- The request: Find every line in the records that holds the string "SoundMAX". Copy each one.

## Begin Listing

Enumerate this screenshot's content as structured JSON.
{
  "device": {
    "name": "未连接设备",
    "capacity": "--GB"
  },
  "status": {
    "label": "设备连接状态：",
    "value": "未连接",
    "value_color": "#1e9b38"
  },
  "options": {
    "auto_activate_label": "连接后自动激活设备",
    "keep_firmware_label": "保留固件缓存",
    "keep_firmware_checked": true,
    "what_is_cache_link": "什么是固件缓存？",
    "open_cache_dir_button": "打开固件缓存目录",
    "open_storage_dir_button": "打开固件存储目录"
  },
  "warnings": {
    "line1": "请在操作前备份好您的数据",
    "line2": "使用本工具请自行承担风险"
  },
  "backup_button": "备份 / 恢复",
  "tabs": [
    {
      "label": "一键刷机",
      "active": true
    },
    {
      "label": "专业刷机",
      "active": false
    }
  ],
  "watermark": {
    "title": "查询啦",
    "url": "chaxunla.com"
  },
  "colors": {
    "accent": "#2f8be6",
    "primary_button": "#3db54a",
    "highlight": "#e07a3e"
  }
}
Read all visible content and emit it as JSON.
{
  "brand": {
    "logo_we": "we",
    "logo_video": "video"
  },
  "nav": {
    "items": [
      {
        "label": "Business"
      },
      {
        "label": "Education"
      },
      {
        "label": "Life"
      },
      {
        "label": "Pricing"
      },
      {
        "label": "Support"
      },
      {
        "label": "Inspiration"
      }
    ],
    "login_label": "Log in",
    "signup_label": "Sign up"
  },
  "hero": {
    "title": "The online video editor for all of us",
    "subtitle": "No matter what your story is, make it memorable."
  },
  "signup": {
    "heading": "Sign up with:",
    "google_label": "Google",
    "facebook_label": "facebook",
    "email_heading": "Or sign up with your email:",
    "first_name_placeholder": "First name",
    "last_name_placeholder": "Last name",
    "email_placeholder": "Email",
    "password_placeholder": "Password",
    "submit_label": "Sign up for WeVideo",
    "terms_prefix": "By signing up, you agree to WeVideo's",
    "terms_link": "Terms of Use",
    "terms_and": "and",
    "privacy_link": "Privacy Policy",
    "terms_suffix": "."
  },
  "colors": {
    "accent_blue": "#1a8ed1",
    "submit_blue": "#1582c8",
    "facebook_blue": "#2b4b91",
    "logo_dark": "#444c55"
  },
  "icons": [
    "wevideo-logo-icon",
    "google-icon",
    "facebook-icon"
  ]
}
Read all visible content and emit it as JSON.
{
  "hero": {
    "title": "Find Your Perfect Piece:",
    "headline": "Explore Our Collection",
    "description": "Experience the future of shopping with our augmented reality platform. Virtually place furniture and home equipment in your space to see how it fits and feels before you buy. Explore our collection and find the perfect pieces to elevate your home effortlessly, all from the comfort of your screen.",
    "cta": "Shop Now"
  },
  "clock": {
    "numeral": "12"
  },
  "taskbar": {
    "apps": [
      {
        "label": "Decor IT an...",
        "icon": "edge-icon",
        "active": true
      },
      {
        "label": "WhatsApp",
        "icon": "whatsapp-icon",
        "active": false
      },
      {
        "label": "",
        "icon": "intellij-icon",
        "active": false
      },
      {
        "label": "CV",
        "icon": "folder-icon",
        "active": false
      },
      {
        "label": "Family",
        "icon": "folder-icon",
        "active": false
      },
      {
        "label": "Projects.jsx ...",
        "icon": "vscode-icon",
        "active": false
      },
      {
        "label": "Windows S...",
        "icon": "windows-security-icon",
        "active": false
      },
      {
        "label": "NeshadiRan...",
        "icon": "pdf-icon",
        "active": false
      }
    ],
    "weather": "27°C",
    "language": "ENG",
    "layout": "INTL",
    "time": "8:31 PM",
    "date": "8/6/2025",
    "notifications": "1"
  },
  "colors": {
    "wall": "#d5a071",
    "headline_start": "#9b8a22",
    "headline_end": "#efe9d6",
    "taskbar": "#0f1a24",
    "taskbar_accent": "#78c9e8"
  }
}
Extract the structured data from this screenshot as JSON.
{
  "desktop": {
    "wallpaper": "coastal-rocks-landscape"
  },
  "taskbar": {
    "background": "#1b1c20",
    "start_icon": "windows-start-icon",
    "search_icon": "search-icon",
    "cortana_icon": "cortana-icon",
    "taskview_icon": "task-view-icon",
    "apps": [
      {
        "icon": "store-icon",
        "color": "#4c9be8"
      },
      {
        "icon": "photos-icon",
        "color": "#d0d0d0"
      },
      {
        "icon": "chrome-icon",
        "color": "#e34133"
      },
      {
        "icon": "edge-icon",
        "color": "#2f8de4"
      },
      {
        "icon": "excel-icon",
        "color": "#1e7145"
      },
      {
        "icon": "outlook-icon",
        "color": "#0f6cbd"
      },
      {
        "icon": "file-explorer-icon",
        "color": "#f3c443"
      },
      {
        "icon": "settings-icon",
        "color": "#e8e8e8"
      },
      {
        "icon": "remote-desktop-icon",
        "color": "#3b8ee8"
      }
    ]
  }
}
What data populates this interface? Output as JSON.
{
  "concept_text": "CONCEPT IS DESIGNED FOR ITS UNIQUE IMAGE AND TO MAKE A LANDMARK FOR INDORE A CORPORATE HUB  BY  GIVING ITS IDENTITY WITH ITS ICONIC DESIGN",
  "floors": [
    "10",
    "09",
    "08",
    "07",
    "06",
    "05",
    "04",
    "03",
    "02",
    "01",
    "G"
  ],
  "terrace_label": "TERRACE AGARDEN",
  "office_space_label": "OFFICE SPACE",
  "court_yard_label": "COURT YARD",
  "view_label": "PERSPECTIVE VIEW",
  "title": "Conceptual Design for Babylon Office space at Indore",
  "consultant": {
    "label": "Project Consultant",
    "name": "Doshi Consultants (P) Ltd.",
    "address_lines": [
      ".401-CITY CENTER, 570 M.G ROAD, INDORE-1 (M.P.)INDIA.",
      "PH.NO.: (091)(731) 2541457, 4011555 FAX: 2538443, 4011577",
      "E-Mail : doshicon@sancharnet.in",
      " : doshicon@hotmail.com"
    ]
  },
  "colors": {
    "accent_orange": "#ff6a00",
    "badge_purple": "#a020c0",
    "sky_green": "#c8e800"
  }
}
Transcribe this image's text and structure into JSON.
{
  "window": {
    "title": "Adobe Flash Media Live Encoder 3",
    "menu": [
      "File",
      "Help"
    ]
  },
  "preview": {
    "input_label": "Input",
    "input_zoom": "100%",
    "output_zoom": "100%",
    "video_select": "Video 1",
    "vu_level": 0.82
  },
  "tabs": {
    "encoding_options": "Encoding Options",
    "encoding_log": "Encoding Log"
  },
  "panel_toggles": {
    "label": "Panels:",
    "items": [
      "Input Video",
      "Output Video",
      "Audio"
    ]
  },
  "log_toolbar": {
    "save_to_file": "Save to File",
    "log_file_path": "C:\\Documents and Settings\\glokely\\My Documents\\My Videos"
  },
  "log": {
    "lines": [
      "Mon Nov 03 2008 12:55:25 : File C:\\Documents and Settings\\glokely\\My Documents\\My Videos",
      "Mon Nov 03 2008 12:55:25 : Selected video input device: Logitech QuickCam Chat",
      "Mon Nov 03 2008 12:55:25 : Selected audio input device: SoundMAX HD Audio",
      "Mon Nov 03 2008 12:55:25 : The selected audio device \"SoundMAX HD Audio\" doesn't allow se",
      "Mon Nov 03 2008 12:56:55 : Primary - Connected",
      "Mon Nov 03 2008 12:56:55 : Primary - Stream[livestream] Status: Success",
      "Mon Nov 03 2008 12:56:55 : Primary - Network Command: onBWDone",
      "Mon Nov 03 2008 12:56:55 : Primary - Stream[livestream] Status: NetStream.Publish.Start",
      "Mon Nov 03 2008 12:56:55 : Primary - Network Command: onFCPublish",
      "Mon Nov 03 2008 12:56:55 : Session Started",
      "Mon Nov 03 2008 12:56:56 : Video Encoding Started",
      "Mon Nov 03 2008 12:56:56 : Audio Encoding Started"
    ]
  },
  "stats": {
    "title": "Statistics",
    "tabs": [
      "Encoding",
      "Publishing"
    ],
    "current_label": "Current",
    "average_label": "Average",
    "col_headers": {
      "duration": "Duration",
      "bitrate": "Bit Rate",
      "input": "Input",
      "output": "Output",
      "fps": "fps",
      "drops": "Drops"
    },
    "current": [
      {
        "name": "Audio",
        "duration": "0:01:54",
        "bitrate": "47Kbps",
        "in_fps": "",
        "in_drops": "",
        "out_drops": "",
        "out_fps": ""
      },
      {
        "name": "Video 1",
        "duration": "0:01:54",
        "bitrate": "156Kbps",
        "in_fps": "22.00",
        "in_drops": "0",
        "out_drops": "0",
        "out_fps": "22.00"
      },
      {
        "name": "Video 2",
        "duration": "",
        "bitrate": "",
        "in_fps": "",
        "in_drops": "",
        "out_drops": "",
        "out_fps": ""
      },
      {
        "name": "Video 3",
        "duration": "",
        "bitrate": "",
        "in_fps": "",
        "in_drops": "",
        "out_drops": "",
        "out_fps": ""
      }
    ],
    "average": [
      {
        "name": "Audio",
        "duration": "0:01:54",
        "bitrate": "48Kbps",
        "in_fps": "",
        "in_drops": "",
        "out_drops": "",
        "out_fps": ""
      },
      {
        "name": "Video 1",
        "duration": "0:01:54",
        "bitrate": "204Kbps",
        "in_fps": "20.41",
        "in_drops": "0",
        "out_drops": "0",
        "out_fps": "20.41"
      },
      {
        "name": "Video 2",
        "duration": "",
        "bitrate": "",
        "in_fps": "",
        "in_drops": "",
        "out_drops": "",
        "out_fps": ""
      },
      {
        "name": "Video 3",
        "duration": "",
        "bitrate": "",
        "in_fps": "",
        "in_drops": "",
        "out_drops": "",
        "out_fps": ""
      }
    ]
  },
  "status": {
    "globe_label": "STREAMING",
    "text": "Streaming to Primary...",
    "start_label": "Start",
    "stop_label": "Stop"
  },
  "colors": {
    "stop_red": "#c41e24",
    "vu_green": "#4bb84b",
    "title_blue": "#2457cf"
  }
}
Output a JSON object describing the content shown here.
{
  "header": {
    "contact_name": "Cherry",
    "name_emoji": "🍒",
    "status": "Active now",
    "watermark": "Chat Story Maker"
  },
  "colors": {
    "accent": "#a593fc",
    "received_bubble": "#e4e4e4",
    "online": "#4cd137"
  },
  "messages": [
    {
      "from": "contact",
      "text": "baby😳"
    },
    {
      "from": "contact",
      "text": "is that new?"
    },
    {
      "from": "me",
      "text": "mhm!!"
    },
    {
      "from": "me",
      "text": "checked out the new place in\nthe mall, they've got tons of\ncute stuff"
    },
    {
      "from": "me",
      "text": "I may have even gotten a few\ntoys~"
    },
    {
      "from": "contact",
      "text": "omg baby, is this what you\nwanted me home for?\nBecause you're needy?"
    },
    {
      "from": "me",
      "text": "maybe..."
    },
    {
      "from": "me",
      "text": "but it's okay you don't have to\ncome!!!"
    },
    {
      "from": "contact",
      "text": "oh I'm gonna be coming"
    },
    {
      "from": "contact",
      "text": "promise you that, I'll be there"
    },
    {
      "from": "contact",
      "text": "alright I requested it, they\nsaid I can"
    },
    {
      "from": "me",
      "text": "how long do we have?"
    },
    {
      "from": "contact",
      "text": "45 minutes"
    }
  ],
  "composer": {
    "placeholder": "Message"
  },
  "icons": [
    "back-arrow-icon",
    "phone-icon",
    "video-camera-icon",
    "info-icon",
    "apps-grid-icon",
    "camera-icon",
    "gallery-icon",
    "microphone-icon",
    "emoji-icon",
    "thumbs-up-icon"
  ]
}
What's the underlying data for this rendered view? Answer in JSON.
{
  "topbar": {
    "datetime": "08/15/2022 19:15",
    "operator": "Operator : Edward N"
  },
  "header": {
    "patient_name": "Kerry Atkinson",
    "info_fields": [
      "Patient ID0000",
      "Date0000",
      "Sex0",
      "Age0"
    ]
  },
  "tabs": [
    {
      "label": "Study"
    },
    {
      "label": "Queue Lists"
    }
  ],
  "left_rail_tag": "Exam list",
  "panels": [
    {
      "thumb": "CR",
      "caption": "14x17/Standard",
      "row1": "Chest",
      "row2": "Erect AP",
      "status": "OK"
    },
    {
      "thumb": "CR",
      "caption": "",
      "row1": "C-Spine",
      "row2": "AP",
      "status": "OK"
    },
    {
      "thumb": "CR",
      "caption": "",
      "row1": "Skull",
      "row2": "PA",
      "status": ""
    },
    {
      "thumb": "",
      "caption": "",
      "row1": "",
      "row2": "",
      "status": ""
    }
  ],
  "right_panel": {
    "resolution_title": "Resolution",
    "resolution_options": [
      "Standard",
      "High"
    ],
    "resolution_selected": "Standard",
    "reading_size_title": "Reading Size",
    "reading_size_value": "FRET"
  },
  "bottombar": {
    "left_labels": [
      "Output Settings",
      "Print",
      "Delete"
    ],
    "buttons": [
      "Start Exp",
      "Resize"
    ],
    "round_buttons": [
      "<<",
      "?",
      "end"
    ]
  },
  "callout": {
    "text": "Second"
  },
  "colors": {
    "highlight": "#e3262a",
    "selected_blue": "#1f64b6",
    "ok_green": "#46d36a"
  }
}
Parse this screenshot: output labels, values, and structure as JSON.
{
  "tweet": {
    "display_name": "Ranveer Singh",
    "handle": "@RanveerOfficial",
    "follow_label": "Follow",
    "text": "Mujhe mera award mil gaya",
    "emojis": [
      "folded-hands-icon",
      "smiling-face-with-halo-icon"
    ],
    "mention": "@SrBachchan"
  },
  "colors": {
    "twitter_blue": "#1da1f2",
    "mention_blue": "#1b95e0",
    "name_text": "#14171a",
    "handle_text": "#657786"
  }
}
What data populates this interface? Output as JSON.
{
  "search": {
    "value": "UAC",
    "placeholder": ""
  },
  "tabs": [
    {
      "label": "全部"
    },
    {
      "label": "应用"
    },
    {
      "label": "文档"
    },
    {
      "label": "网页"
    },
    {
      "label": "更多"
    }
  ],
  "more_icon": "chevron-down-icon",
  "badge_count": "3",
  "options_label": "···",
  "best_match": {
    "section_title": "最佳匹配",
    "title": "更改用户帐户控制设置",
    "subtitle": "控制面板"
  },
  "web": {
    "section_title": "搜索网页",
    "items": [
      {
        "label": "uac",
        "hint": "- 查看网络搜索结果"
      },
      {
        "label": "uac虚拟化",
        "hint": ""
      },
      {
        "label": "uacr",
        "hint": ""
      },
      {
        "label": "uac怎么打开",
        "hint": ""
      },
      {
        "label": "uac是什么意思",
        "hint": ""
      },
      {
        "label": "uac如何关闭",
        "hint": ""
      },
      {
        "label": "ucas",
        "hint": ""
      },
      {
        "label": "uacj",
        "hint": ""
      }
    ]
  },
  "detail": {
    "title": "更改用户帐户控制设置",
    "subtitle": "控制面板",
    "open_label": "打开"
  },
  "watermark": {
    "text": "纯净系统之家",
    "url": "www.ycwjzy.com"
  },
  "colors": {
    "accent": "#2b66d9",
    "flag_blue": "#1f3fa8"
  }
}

## End Listing

- Solved problem:
      "Mon Nov 03 2008 12:55:25 : Selected audio input device: SoundMAX HD Audio",
      "Mon Nov 03 2008 12:55:25 : The selected audio device \"SoundMAX HD Audio\" doesn't allow se",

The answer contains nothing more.